• [QUELLE]:

Ewald Huss

Ewald Huß

Wie kommt ein Versicherungskaufmann aus Dithmarschen auf einen Traditionssegler?

Im Alter von neun hat Ewald Huß angefangen zu segeln – auf alten Schiffen. Auf sehr alten Schiffen, denn direkt nach dem Krieg waren die brauchbaren Boote beschlagnahmt, aber die Mitglieder des Meldorfers Segelvereins machten die alten Kähne wieder flott, die ganz hinten im Bootshaus vor sich hin moderten. Der kleine Butje machte begeistert mit, schleppte Bohlen, suchte sich nützlich zu machen. „Min Jung, du hässt jümmers soveel holpen, wullt du mitfohrn?“ Die Grossen waren von dem Eifer des Kleinen begeistert; Ewald durfte mit auf Jungfernfahrt.

Der Kahn leckte; denn alles Holz war knochentrocken, doch die Männer waren begierig, endlich wieder auf See zu fahren. Die Segelmanöver gingen eher unbeholfen von der Hand, der Wind heulte viel zu stark für eine Jungfernfahrt und in der Bilge gluckste immer mehr Wasser. Dennoch war die Mannschaft begeistert und glücklich, nach den entbehrungsreichen Kriegsjahren endlich wieder auf See zu kommen.

• [AUFGABEN]:
#1 Beantworte anhand des Textes über Ewald Huß die folgenden Fragen:
(a) In welchem Alter begann Ewald Huß zu segeln?
(b) Weshalb standen direkt nach dem Krieg keine brauchbaren Boote zur Verfügung?
(c) Warum leckte der Kahn auf der Jungfernfahrt?
#2 Führe den Text über Ewald Huß nach seinem letzten Satz weiter.
Die anschließenden Zeilen haben mit dem Text über Ewald Huß nichts zu tun.

• [MATERIALSAMMLUNG]:
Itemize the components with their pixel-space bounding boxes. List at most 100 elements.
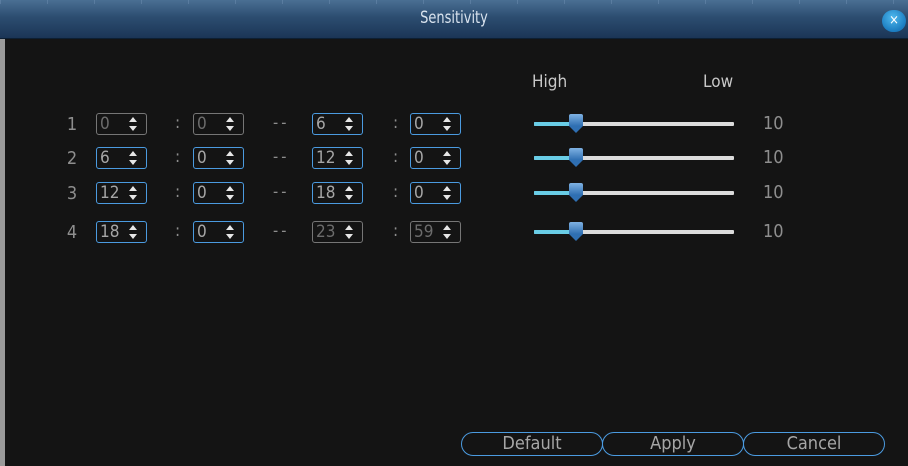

• [LÖSUNGEN]:
#1
(a) Mit neun Jahren.
(b) Die brauchbaren Boote waren beschlagnahmt.
(c) Alles Holz war knochentrocken.

#2
Dann aber passierte es: Eine heftige Bö, backbord eine gewaltige Welle und das stolze Schiff lag auf der Seite. „Wo ist de Jung?“ Die Alten überkam die Panik. Ewald jedoch hatte sich geschickt aus dem Boot gleiten lassen und an das Segel geklammert, das in den Wellen dümpelte. Mit Hilfe der Seeleute und eines Rettungsschwimmers, der von Land in langen Zügen herbei schwamm, wurde der Kleine rausgefischt. Nun hieß es erst mal schwimmen lernen, und kurze Zeit später machte er seinen Freischwimmer, schon um der Schande zu entgehen, eine Schwimmweste tragen zu müssen.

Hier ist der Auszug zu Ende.